= WHAT YOU NEED TO DO =
Examine each line of the data. Copy those that contain the string "tangent".

Structured figure records:
*****

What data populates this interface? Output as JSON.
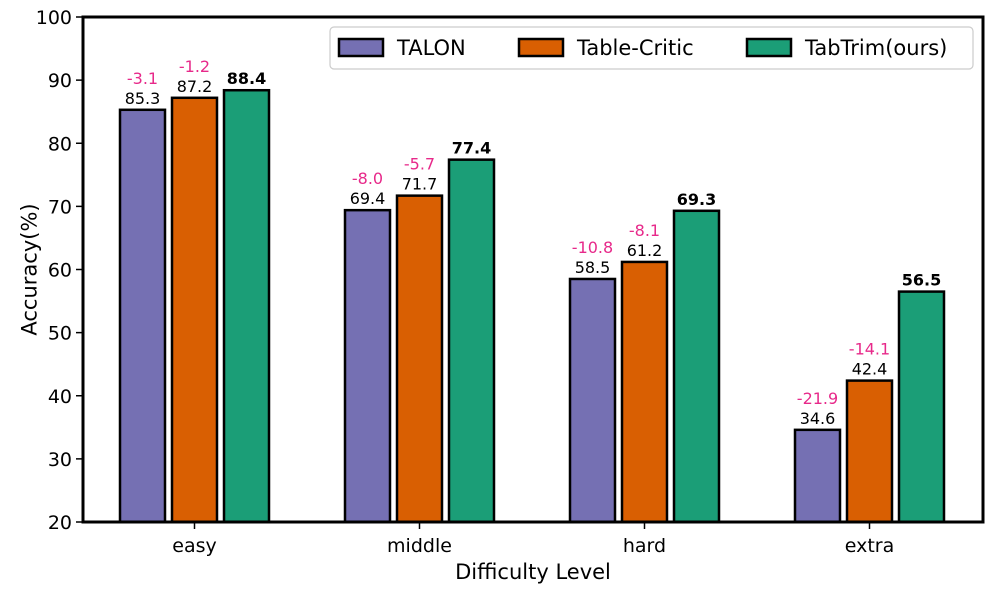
{
  "chart_data": {
    "type": "bar",
    "xlabel": "Difficulty Level",
    "ylabel": "Accuracy(%)",
    "ylim": [
      20,
      100
    ],
    "yticks": [
      20,
      30,
      40,
      50,
      60,
      70,
      80,
      90,
      100
    ],
    "categories": [
      "easy",
      "middle",
      "hard",
      "extra"
    ],
    "legend_position": "top-right",
    "series": [
      {
        "name": "TALON",
        "color": "#7570b3",
        "values": [
          85.3,
          69.4,
          58.5,
          34.6
        ],
        "value_labels": [
          "85.3",
          "69.4",
          "58.5",
          "34.6"
        ],
        "diff_labels": [
          "-3.1",
          "-8.0",
          "-10.8",
          "-21.9"
        ],
        "bold": false
      },
      {
        "name": "Table-Critic",
        "color": "#d95f02",
        "values": [
          87.2,
          71.7,
          61.2,
          42.4
        ],
        "value_labels": [
          "87.2",
          "71.7",
          "61.2",
          "42.4"
        ],
        "diff_labels": [
          "-1.2",
          "-5.7",
          "-8.1",
          "-14.1"
        ],
        "bold": false
      },
      {
        "name": "TabTrim(ours)",
        "color": "#1b9e77",
        "values": [
          88.4,
          77.4,
          69.3,
          56.5
        ],
        "value_labels": [
          "88.4",
          "77.4",
          "69.3",
          "56.5"
        ],
        "diff_labels": [],
        "bold": true
      }
    ],
    "diff_color": "#e7298a"
  }
}
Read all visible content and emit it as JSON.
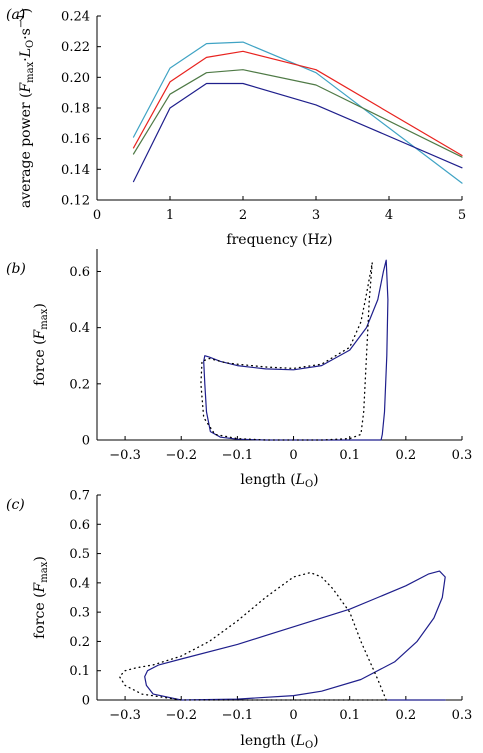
{
  "chart_data": [
    {
      "panel_label": "(a)",
      "type": "line",
      "xlabel": "frequency (Hz)",
      "ylabel": "average power (Fmax·LO·s−1)",
      "ylabel_parts": {
        "base": "average power (",
        "f": "F",
        "fsub": "max",
        "dot1": "·",
        "l": "L",
        "lsub": "O",
        "dot2": "·s",
        "sup": "−1",
        "close": ")"
      },
      "xlim": [
        0,
        5
      ],
      "ylim": [
        0.12,
        0.24
      ],
      "xticks": [
        0,
        1,
        2,
        3,
        4,
        5
      ],
      "yticks": [
        0.12,
        0.14,
        0.16,
        0.18,
        0.2,
        0.22,
        0.24
      ],
      "xtick_labels": [
        "0",
        "1",
        "2",
        "3",
        "4",
        "5"
      ],
      "ytick_labels": [
        "0.12",
        "0.14",
        "0.16",
        "0.18",
        "0.20",
        "0.22",
        "0.24"
      ],
      "x": [
        0.5,
        1,
        1.5,
        2,
        3,
        5
      ],
      "series": [
        {
          "color": "#3fa3c4",
          "values": [
            0.161,
            0.206,
            0.222,
            0.223,
            0.203,
            0.131
          ]
        },
        {
          "color": "#e8231f",
          "values": [
            0.154,
            0.197,
            0.213,
            0.217,
            0.205,
            0.149
          ]
        },
        {
          "color": "#4f7a46",
          "values": [
            0.15,
            0.189,
            0.203,
            0.205,
            0.195,
            0.148
          ]
        },
        {
          "color": "#1f1f8c",
          "values": [
            0.132,
            0.18,
            0.196,
            0.196,
            0.182,
            0.141
          ]
        }
      ]
    },
    {
      "panel_label": "(b)",
      "type": "line",
      "xlabel": "length (LO)",
      "xlabel_parts": {
        "base": "length (",
        "l": "L",
        "lsub": "O",
        "close": ")"
      },
      "ylabel": "force (Fmax)",
      "ylabel_parts": {
        "base": "force (",
        "f": "F",
        "fsub": "max",
        "close": ")"
      },
      "xlim": [
        -0.35,
        0.3
      ],
      "ylim": [
        0,
        0.68
      ],
      "xticks": [
        -0.3,
        -0.2,
        -0.1,
        0,
        0.1,
        0.2,
        0.3
      ],
      "yticks": [
        0,
        0.2,
        0.4,
        0.6
      ],
      "xtick_labels": [
        "−0.3",
        "−0.2",
        "−0.1",
        "0",
        "0.1",
        "0.2",
        "0.3"
      ],
      "ytick_labels": [
        "0",
        "0.2",
        "0.4",
        "0.6"
      ],
      "series": [
        {
          "style": "solid",
          "color": "#1f1f8c",
          "x": [
            0.165,
            0.168,
            0.166,
            0.162,
            0.158,
            0.156,
            0.155,
            0.152,
            0.14,
            0.1,
            0.05,
            0.0,
            -0.05,
            -0.1,
            -0.13,
            -0.148,
            -0.155,
            -0.158,
            -0.16,
            -0.158,
            -0.15,
            -0.13,
            -0.1,
            -0.05,
            0.0,
            0.05,
            0.1,
            0.13,
            0.15,
            0.16,
            0.165
          ],
          "y": [
            0.64,
            0.5,
            0.3,
            0.1,
            0.02,
            0.0,
            0.0,
            0.0,
            0.0,
            0.0,
            0.0,
            0.0,
            0.0,
            0.003,
            0.01,
            0.03,
            0.1,
            0.2,
            0.28,
            0.3,
            0.295,
            0.28,
            0.265,
            0.253,
            0.25,
            0.265,
            0.32,
            0.4,
            0.5,
            0.6,
            0.64
          ]
        },
        {
          "style": "dotted",
          "color": "#000000",
          "x": [
            0.14,
            0.135,
            0.13,
            0.125,
            0.12,
            0.1,
            0.05,
            0.0,
            -0.05,
            -0.1,
            -0.14,
            -0.16,
            -0.165,
            -0.163,
            -0.15,
            -0.12,
            -0.1,
            -0.05,
            0.0,
            0.05,
            0.1,
            0.12,
            0.13,
            0.14
          ],
          "y": [
            0.63,
            0.5,
            0.3,
            0.1,
            0.02,
            0.005,
            0.0,
            0.0,
            0.0,
            0.005,
            0.02,
            0.08,
            0.2,
            0.28,
            0.29,
            0.275,
            0.27,
            0.26,
            0.255,
            0.27,
            0.33,
            0.42,
            0.52,
            0.63
          ]
        }
      ]
    },
    {
      "panel_label": "(c)",
      "type": "line",
      "xlabel": "length (LO)",
      "xlabel_parts": {
        "base": "length (",
        "l": "L",
        "lsub": "O",
        "close": ")"
      },
      "ylabel": "force (Fmax)",
      "ylabel_parts": {
        "base": "force (",
        "f": "F",
        "fsub": "max",
        "close": ")"
      },
      "xlim": [
        -0.35,
        0.3
      ],
      "ylim": [
        0,
        0.7
      ],
      "xticks": [
        -0.3,
        -0.2,
        -0.1,
        0,
        0.1,
        0.2,
        0.3
      ],
      "yticks": [
        0,
        0.1,
        0.2,
        0.3,
        0.4,
        0.5,
        0.6,
        0.7
      ],
      "xtick_labels": [
        "−0.3",
        "−0.2",
        "−0.1",
        "0",
        "0.1",
        "0.2",
        "0.3"
      ],
      "ytick_labels": [
        "0",
        "0.1",
        "0.2",
        "0.3",
        "0.4",
        "0.5",
        "0.6",
        "0.7"
      ],
      "series": [
        {
          "style": "solid",
          "color": "#1f1f8c",
          "x": [
            0.27,
            0.265,
            0.25,
            0.22,
            0.18,
            0.12,
            0.05,
            0.0,
            -0.1,
            -0.2,
            -0.25,
            -0.262,
            -0.265,
            -0.26,
            -0.24,
            -0.2,
            -0.1,
            0.0,
            0.1,
            0.15,
            0.2,
            0.24,
            0.26,
            0.27
          ],
          "y": [
            0.42,
            0.35,
            0.28,
            0.2,
            0.13,
            0.07,
            0.03,
            0.015,
            0.003,
            0.0,
            0.02,
            0.05,
            0.08,
            0.1,
            0.12,
            0.14,
            0.19,
            0.25,
            0.31,
            0.35,
            0.39,
            0.43,
            0.44,
            0.42
          ]
        },
        {
          "style": "solid",
          "color": "#1f1f8c",
          "x": [
            0.168,
            0.175,
            0.2,
            0.25,
            0.27
          ],
          "y": [
            0.0,
            0.0,
            0.0,
            0.0,
            0.0
          ]
        },
        {
          "style": "dotted",
          "color": "#000000",
          "x": [
            0.165,
            0.15,
            0.12,
            0.1,
            0.07,
            0.05,
            0.03,
            0.0,
            -0.05,
            -0.1,
            -0.15,
            -0.2,
            -0.25,
            -0.28,
            -0.3,
            -0.31,
            -0.3,
            -0.27,
            -0.2,
            -0.1,
            0.0,
            0.1,
            0.165
          ],
          "y": [
            0.0,
            0.07,
            0.2,
            0.3,
            0.38,
            0.42,
            0.435,
            0.42,
            0.35,
            0.27,
            0.2,
            0.15,
            0.12,
            0.11,
            0.1,
            0.08,
            0.05,
            0.02,
            0.0,
            0.0,
            0.0,
            0.0,
            0.0
          ]
        }
      ]
    }
  ]
}
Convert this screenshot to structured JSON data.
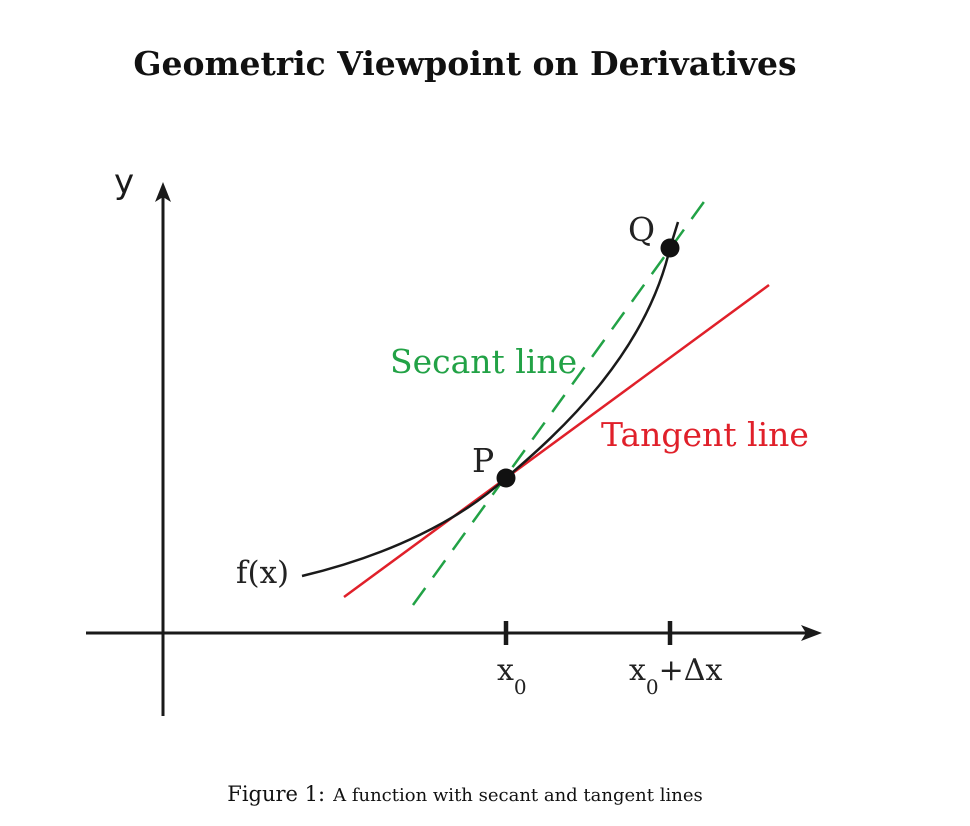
{
  "title": "Geometric Viewpoint on Derivatives",
  "axes": {
    "y_label": "y"
  },
  "labels": {
    "function": "f(x)",
    "point_p": "P",
    "point_q": "Q",
    "secant": "Secant line",
    "tangent": "Tangent line",
    "tick_x0_main": "x",
    "tick_x0_sub": "0",
    "tick_x0dx_main": "x",
    "tick_x0dx_sub": "0",
    "tick_x0dx_suffix": "+Δx"
  },
  "colors": {
    "axis": "#1a1a1a",
    "curve": "#1a1a1a",
    "secant": "#22a246",
    "tangent": "#e0202a",
    "points": "#111111"
  },
  "caption": {
    "number": "Figure 1:",
    "text": "A function with secant and tangent lines"
  }
}
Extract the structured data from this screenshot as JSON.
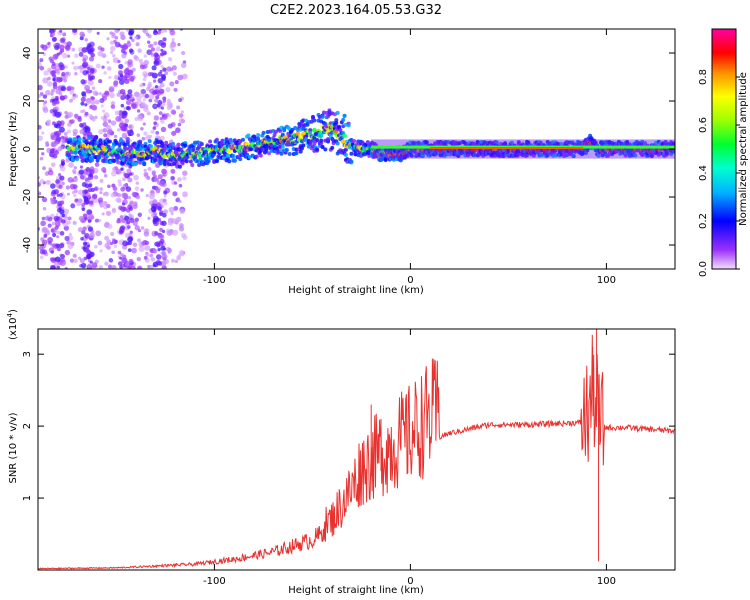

*****

= WRITTEN ANSWER =
    "tangent": "Tangent line",
    "tangent": "#e0202a",
    "text": "A function with secant and tangent lines"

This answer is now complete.